- Task to carry out
Review the lines that follow and copy each one that contains the word "this".

- Given records

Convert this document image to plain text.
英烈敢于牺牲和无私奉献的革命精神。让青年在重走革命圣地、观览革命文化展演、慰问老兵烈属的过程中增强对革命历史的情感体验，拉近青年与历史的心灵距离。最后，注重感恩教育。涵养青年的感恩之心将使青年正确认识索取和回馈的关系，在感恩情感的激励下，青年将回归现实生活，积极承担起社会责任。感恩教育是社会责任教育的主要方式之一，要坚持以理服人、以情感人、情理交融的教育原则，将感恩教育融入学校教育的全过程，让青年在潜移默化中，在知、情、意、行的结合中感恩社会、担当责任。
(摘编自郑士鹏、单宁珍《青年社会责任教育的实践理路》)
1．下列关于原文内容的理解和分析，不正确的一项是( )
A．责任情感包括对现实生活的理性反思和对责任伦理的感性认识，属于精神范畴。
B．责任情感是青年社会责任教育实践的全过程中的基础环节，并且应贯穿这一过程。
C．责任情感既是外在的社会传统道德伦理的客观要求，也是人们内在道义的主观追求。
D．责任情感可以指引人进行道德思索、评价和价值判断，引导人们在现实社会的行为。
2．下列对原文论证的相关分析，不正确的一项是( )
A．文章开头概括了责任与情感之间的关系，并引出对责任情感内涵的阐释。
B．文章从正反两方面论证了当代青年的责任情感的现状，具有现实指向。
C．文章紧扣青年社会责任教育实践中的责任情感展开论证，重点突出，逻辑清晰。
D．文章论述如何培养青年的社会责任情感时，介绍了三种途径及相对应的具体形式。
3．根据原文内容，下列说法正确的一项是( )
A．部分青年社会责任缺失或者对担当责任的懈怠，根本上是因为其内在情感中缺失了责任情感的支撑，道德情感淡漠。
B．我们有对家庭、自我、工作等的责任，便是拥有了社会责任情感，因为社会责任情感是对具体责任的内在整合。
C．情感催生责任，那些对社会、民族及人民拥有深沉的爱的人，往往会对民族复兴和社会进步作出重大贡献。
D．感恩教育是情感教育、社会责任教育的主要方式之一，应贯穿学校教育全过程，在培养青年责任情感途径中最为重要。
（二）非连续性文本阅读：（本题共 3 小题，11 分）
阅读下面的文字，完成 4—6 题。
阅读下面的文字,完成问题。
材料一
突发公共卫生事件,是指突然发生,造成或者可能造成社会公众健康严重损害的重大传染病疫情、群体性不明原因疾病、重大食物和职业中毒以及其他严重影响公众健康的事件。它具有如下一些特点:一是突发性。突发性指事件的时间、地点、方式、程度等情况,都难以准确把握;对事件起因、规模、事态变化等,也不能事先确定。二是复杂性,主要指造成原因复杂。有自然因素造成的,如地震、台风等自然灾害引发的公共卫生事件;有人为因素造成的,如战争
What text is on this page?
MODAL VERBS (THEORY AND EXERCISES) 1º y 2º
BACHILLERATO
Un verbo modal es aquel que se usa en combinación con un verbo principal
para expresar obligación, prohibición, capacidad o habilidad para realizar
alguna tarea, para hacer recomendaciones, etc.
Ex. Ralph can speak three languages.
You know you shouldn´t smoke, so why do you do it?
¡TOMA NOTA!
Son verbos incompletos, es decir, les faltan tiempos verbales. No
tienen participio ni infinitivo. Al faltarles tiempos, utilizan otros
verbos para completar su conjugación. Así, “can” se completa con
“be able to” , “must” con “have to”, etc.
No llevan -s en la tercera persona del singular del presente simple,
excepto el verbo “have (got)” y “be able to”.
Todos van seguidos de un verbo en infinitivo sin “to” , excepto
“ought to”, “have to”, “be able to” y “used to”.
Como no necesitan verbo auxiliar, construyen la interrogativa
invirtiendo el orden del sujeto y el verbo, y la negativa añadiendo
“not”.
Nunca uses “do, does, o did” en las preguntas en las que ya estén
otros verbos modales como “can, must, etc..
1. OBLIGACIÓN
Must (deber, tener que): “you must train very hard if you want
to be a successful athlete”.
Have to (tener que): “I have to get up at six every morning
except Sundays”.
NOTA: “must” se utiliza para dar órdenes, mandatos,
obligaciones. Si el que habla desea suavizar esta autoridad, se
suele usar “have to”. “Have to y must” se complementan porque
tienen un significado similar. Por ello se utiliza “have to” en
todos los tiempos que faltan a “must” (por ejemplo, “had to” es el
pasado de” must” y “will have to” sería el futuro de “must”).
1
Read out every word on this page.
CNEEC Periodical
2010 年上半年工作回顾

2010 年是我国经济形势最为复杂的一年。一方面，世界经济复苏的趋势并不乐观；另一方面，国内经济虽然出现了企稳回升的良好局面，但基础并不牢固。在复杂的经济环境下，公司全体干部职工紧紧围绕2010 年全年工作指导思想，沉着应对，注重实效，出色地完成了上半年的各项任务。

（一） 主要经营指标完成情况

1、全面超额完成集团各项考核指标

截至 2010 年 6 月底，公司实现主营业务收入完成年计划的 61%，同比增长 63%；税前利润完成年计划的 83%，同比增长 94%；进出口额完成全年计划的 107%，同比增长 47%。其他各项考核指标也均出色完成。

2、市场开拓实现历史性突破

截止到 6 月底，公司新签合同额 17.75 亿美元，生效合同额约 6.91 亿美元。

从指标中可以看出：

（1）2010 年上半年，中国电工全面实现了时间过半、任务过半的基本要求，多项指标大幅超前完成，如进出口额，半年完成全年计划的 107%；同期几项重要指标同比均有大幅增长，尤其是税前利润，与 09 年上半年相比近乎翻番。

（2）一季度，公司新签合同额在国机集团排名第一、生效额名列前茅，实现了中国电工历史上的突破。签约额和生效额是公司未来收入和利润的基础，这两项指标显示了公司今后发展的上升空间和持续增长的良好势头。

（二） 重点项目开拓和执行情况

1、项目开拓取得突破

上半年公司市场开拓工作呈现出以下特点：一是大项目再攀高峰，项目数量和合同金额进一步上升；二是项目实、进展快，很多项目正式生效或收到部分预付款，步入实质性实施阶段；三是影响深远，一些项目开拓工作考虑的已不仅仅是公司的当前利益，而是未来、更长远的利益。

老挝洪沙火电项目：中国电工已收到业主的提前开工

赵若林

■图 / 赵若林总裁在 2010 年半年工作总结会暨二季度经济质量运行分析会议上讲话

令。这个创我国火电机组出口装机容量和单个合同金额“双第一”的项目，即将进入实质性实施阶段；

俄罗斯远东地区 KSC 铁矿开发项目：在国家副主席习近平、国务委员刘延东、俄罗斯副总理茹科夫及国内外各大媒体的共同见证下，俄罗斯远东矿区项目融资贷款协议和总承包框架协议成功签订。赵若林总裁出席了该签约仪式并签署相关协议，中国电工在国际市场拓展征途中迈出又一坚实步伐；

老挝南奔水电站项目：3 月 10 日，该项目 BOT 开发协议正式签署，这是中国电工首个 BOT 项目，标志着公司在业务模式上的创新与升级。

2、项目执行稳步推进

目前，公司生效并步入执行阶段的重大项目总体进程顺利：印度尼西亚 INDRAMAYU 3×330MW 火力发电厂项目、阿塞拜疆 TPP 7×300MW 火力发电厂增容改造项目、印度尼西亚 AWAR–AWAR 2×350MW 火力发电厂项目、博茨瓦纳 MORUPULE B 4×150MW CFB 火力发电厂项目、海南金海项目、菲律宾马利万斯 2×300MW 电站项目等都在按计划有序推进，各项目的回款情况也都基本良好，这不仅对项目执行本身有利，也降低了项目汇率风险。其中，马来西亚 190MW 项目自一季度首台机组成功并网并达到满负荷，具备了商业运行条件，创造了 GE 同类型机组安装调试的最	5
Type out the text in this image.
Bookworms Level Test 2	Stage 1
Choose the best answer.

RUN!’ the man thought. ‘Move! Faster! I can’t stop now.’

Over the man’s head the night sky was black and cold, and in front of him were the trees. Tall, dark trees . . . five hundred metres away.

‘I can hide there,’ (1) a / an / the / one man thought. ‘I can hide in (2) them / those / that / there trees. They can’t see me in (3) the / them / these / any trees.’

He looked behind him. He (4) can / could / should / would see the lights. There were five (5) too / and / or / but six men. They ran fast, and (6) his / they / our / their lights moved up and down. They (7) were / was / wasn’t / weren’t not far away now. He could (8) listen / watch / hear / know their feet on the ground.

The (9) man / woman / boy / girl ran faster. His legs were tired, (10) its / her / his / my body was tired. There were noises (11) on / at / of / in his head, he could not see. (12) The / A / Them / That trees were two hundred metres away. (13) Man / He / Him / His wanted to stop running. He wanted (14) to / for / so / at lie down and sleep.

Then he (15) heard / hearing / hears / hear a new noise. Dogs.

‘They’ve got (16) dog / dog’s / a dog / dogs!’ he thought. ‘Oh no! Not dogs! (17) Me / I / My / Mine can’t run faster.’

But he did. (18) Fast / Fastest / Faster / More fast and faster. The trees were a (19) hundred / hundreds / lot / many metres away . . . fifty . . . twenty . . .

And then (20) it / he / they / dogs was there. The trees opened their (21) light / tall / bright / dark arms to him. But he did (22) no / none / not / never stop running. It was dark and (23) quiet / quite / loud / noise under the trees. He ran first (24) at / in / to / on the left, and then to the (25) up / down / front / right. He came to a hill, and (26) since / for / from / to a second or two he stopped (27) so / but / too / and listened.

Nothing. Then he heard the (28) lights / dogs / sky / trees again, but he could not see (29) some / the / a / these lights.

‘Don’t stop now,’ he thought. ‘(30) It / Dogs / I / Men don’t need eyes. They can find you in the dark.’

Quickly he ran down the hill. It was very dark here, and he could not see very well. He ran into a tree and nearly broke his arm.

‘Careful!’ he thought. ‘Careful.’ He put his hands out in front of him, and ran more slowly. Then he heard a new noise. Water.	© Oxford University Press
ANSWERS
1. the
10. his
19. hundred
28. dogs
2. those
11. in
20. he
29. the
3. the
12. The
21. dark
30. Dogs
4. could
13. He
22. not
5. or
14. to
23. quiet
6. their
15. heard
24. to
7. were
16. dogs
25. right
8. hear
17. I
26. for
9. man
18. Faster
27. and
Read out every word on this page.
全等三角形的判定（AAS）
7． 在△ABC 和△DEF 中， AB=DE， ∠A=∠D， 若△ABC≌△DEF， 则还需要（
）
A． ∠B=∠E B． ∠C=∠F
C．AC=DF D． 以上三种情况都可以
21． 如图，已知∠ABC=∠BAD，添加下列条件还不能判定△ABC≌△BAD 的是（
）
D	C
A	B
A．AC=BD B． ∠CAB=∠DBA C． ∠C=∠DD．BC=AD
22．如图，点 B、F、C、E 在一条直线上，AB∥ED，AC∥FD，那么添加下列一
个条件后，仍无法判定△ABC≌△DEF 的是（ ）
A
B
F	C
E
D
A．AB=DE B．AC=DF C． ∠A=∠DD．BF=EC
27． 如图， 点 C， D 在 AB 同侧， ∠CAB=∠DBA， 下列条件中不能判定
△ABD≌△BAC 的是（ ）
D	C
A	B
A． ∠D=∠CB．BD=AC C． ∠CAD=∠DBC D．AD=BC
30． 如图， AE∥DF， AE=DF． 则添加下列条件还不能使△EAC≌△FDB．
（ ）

- Written response
Convert this document image to plain text.
What text is on this page?
Read out every word on this page.
Type out the text in this image.
Read out every word on this page.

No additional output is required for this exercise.